• GIVEN INSTRUCTION:
Please give the listing again in its entirety, exactly as written.

• DATASET EXCERPTS:

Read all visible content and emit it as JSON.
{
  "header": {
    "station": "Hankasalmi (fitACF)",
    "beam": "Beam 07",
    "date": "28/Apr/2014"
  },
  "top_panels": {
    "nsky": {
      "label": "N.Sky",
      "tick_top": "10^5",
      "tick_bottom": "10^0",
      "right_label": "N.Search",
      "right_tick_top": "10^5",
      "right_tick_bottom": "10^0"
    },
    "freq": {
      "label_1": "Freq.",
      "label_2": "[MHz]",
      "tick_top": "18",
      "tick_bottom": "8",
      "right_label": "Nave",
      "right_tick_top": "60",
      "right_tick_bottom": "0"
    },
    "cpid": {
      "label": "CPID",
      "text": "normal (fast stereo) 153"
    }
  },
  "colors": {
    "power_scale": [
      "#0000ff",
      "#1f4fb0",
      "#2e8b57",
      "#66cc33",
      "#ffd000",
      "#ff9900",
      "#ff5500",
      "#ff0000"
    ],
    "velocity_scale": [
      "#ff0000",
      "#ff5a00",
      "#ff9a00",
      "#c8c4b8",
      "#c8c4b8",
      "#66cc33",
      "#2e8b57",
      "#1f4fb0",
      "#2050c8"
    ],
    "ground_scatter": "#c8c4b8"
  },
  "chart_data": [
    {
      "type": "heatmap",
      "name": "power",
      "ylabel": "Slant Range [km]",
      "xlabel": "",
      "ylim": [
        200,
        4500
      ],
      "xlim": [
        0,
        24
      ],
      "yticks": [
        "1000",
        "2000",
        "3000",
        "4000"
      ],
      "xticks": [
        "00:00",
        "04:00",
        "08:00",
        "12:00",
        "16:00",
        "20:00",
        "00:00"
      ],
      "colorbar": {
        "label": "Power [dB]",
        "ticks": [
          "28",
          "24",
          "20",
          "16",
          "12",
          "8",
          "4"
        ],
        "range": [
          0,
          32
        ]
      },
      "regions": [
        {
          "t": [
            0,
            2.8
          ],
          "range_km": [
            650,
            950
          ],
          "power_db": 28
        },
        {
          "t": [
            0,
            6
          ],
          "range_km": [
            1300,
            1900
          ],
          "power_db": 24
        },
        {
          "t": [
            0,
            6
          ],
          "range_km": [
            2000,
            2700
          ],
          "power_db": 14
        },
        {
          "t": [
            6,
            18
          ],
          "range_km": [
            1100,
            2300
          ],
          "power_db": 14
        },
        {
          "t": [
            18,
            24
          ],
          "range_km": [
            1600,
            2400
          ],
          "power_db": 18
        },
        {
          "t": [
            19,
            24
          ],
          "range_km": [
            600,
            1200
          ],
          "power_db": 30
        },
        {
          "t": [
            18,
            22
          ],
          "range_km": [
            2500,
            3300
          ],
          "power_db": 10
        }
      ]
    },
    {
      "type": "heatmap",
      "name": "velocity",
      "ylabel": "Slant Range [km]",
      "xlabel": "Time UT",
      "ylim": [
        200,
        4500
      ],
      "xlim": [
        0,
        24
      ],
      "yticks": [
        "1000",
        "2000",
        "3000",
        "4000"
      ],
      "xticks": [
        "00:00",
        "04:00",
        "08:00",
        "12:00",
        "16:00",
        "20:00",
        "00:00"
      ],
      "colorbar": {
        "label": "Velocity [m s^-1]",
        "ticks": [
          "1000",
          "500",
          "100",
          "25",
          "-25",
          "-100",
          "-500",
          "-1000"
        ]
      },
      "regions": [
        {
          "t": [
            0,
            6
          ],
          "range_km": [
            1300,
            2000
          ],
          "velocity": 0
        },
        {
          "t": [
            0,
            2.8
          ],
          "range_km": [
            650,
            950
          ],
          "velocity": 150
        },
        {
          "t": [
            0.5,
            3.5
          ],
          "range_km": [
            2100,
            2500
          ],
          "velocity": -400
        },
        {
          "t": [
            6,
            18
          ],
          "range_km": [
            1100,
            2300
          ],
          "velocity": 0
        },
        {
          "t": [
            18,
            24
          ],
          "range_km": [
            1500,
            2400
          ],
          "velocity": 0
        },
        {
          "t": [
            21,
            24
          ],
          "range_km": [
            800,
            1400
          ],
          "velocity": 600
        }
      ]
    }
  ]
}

• EXERCISE RESULT:
Read all visible content and emit it as JSON.
{
  "header": {
    "station": "Hankasalmi (fitACF)",
    "beam": "Beam 07",
    "date": "28/Apr/2014"
  },
  "top_panels": {
    "nsky": {
      "label": "N.Sky",
      "tick_top": "10^5",
      "tick_bottom": "10^0",
      "right_label": "N.Search",
      "right_tick_top": "10^5",
      "right_tick_bottom": "10^0"
    },
    "freq": {
      "label_1": "Freq.",
      "label_2": "[MHz]",
      "tick_top": "18",
      "tick_bottom": "8",
      "right_label": "Nave",
      "right_tick_top": "60",
      "right_tick_bottom": "0"
    },
    "cpid": {
      "label": "CPID",
      "text": "normal (fast stereo) 153"
    }
  },
  "colors": {
    "power_scale": [
      "#0000ff",
      "#1f4fb0",
      "#2e8b57",
      "#66cc33",
      "#ffd000",
      "#ff9900",
      "#ff5500",
      "#ff0000"
    ],
    "velocity_scale": [
      "#ff0000",
      "#ff5a00",
      "#ff9a00",
      "#c8c4b8",
      "#c8c4b8",
      "#66cc33",
      "#2e8b57",
      "#1f4fb0",
      "#2050c8"
    ],
    "ground_scatter": "#c8c4b8"
  },
  "chart_data": [
    {
      "type": "heatmap",
      "name": "power",
      "ylabel": "Slant Range [km]",
      "xlabel": "",
      "ylim": [
        200,
        4500
      ],
      "xlim": [
        0,
        24
      ],
      "yticks": [
        "1000",
        "2000",
        "3000",
        "4000"
      ],
      "xticks": [
        "00:00",
        "04:00",
        "08:00",
        "12:00",
        "16:00",
        "20:00",
        "00:00"
      ],
      "colorbar": {
        "label": "Power [dB]",
        "ticks": [
          "28",
          "24",
          "20",
          "16",
          "12",
          "8",
          "4"
        ],
        "range": [
          0,
          32
        ]
      },
      "regions": [
        {
          "t": [
            0,
            2.8
          ],
          "range_km": [
            650,
            950
          ],
          "power_db": 28
        },
        {
          "t": [
            0,
            6
          ],
          "range_km": [
            1300,
            1900
          ],
          "power_db": 24
        },
        {
          "t": [
            0,
            6
          ],
          "range_km": [
            2000,
            2700
          ],
          "power_db": 14
        },
        {
          "t": [
            6,
            18
          ],
          "range_km": [
            1100,
            2300
          ],
          "power_db": 14
        },
        {
          "t": [
            18,
            24
          ],
          "range_km": [
            1600,
            2400
          ],
          "power_db": 18
        },
        {
          "t": [
            19,
            24
          ],
          "range_km": [
            600,
            1200
          ],
          "power_db": 30
        },
        {
          "t": [
            18,
            22
          ],
          "range_km": [
            2500,
            3300
          ],
          "power_db": 10
        }
      ]
    },
    {
      "type": "heatmap",
      "name": "velocity",
      "ylabel": "Slant Range [km]",
      "xlabel": "Time UT",
      "ylim": [
        200,
        4500
      ],
      "xlim": [
        0,
        24
      ],
      "yticks": [
        "1000",
        "2000",
        "3000",
        "4000"
      ],
      "xticks": [
        "00:00",
        "04:00",
        "08:00",
        "12:00",
        "16:00",
        "20:00",
        "00:00"
      ],
      "colorbar": {
        "label": "Velocity [m s^-1]",
        "ticks": [
          "1000",
          "500",
          "100",
          "25",
          "-25",
          "-100",
          "-500",
          "-1000"
        ]
      },
      "regions": [
        {
          "t": [
            0,
            6
          ],
          "range_km": [
            1300,
            2000
          ],
          "velocity": 0
        },
        {
          "t": [
            0,
            2.8
          ],
          "range_km": [
            650,
            950
          ],
          "velocity": 150
        },
        {
          "t": [
            0.5,
            3.5
          ],
          "range_km": [
            2100,
            2500
          ],
          "velocity": -400
        },
        {
          "t": [
            6,
            18
          ],
          "range_km": [
            1100,
            2300
          ],
          "velocity": 0
        },
        {
          "t": [
            18,
            24
          ],
          "range_km": [
            1500,
            2400
          ],
          "velocity": 0
        },
        {
          "t": [
            21,
            24
          ],
          "range_km": [
            800,
            1400
          ],
          "velocity": 600
        }
      ]
    }
  ]
}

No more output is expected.